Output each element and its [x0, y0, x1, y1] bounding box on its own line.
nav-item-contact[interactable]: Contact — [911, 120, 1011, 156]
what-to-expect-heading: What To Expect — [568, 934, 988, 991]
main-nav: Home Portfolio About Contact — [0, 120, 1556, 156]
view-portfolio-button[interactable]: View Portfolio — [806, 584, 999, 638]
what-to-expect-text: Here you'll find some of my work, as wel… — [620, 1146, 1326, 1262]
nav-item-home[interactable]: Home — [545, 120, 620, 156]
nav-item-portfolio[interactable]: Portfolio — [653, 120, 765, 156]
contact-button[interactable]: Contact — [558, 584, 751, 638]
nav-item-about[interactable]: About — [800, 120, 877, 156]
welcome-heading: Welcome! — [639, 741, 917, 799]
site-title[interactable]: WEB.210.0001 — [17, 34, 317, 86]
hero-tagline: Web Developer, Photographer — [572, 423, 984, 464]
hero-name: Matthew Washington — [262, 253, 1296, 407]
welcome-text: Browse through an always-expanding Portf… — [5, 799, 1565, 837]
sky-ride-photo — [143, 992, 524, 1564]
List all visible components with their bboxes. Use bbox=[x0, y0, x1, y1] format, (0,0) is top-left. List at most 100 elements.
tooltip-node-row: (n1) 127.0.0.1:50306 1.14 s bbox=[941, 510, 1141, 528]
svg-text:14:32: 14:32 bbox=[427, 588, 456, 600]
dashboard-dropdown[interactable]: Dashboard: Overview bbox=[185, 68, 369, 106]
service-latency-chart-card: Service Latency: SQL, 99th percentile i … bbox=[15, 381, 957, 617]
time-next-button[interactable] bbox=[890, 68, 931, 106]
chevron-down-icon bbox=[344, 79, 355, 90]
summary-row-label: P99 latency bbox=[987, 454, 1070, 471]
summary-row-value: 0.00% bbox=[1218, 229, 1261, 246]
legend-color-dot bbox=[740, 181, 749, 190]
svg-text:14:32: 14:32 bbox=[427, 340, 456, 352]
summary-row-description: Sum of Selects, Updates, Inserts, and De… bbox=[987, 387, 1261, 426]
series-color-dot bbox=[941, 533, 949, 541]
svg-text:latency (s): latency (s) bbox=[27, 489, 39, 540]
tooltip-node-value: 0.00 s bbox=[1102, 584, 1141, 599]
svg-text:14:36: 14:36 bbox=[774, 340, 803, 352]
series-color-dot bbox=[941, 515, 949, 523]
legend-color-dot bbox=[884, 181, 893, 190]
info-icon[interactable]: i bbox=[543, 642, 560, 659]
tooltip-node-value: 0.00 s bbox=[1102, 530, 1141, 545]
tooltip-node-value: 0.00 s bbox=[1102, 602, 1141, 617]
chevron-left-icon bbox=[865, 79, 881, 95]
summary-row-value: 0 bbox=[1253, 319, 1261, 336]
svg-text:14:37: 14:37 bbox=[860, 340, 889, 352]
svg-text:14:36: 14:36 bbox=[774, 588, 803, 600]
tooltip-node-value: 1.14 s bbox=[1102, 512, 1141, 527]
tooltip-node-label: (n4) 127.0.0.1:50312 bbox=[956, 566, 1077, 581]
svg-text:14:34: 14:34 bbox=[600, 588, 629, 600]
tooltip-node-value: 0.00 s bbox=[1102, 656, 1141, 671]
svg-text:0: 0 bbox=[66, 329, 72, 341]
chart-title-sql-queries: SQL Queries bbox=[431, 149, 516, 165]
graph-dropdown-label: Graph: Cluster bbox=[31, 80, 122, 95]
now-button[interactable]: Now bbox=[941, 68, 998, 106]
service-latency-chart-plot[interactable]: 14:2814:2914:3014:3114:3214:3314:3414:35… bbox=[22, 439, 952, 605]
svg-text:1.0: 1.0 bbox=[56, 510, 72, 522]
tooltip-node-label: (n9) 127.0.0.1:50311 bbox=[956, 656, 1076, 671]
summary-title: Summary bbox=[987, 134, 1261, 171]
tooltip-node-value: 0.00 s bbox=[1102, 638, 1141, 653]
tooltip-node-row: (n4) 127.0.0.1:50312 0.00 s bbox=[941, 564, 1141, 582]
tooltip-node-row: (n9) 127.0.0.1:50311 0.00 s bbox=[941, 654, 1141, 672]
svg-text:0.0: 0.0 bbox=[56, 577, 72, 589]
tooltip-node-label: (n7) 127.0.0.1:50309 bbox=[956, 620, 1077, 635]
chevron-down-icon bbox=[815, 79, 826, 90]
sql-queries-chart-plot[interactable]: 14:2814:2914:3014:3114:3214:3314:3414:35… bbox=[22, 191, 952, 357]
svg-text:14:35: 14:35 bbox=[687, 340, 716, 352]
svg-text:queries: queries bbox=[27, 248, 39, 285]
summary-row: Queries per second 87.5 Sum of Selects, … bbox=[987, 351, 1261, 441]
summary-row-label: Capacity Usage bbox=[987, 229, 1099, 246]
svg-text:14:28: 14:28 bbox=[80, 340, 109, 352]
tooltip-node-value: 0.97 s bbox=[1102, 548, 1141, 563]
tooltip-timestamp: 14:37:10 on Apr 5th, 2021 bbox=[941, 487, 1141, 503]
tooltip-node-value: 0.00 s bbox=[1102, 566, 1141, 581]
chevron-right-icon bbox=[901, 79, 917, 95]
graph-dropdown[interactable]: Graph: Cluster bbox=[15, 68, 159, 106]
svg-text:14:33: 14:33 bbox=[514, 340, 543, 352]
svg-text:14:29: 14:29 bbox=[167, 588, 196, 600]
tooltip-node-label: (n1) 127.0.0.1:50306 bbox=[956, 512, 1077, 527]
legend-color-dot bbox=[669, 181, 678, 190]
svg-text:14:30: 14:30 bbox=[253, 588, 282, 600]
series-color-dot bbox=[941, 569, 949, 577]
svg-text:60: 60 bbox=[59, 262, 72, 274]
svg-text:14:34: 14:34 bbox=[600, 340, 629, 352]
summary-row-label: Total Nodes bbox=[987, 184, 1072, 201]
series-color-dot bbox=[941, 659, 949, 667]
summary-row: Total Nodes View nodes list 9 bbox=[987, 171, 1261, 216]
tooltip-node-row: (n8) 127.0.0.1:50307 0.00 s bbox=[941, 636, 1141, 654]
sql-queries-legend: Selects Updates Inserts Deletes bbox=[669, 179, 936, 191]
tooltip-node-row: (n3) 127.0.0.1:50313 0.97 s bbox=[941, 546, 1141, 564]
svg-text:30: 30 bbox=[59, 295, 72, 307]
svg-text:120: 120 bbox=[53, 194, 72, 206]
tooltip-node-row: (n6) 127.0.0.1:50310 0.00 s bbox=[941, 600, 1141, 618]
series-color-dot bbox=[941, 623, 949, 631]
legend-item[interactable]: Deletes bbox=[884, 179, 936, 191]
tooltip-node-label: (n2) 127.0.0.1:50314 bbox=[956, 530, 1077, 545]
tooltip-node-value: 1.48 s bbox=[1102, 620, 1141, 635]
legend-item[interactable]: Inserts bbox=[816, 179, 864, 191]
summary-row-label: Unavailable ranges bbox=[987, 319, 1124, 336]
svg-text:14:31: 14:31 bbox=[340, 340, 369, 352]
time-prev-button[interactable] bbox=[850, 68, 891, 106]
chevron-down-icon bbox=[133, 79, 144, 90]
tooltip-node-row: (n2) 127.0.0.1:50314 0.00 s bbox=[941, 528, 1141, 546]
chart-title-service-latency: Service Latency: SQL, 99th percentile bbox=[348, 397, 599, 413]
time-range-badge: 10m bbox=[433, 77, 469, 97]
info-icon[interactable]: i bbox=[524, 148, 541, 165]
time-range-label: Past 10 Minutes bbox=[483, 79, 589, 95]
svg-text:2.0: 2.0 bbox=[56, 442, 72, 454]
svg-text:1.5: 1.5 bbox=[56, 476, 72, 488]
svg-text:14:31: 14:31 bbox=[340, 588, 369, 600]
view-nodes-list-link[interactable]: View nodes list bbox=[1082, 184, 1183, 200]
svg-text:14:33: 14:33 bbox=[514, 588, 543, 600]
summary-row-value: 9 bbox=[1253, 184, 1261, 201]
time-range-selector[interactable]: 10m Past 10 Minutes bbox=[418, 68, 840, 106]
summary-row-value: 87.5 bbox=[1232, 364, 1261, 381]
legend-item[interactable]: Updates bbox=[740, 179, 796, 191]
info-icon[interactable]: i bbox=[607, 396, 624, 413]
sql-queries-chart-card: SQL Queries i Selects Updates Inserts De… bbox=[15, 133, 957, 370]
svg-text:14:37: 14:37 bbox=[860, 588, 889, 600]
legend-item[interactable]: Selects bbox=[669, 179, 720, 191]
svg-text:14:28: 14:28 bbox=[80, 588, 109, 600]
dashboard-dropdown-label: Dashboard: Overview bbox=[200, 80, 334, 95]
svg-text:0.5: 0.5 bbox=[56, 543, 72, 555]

· · · · ·

== Task prompt ==
Express the lines from the first one through the line containing "dashboard-dropdown[interactable]: Dashboard: Overview", both ends included, as a JSON list of strings with one string per line, leaving out any blank lines.

== Worked solution ==
[
  "Output each element and its [x0, y0, x1, y1] bounding box on its own line.",
  "nav-item-contact[interactable]: Contact — [911, 120, 1011, 156]",
  "what-to-expect-heading: What To Expect — [568, 934, 988, 991]",
  "main-nav: Home Portfolio About Contact — [0, 120, 1556, 156]",
  "view-portfolio-button[interactable]: View Portfolio — [806, 584, 999, 638]",
  "what-to-expect-text: Here you'll find some of my work, as wel… — [620, 1146, 1326, 1262]",
  "nav-item-home[interactable]: Home — [545, 120, 620, 156]",
  "nav-item-portfolio[interactable]: Portfolio — [653, 120, 765, 156]",
  "contact-button[interactable]: Contact — [558, 584, 751, 638]",
  "nav-item-about[interactable]: About — [800, 120, 877, 156]",
  "welcome-heading: Welcome! — [639, 741, 917, 799]",
  "site-title[interactable]: WEB.210.0001 — [17, 34, 317, 86]",
  "hero-tagline: Web Developer, Photographer — [572, 423, 984, 464]",
  "hero-name: Matthew Washington — [262, 253, 1296, 407]",
  "welcome-text: Browse through an always-expanding Portf… — [5, 799, 1565, 837]",
  "sky-ride-photo — [143, 992, 524, 1564]",
  "List all visible components with their bboxes. Use bbox=[x0, y0, x1, y1] format, (0,0) is top-left. List at most 100 elements.",
  "tooltip-node-row: (n1) 127.0.0.1:50306 1.14 s bbox=[941, 510, 1141, 528]",
  "svg-text:14:32: 14:32 bbox=[427, 588, 456, 600]",
  "dashboard-dropdown[interactable]: Dashboard: Overview bbox=[185, 68, 369, 106]"
]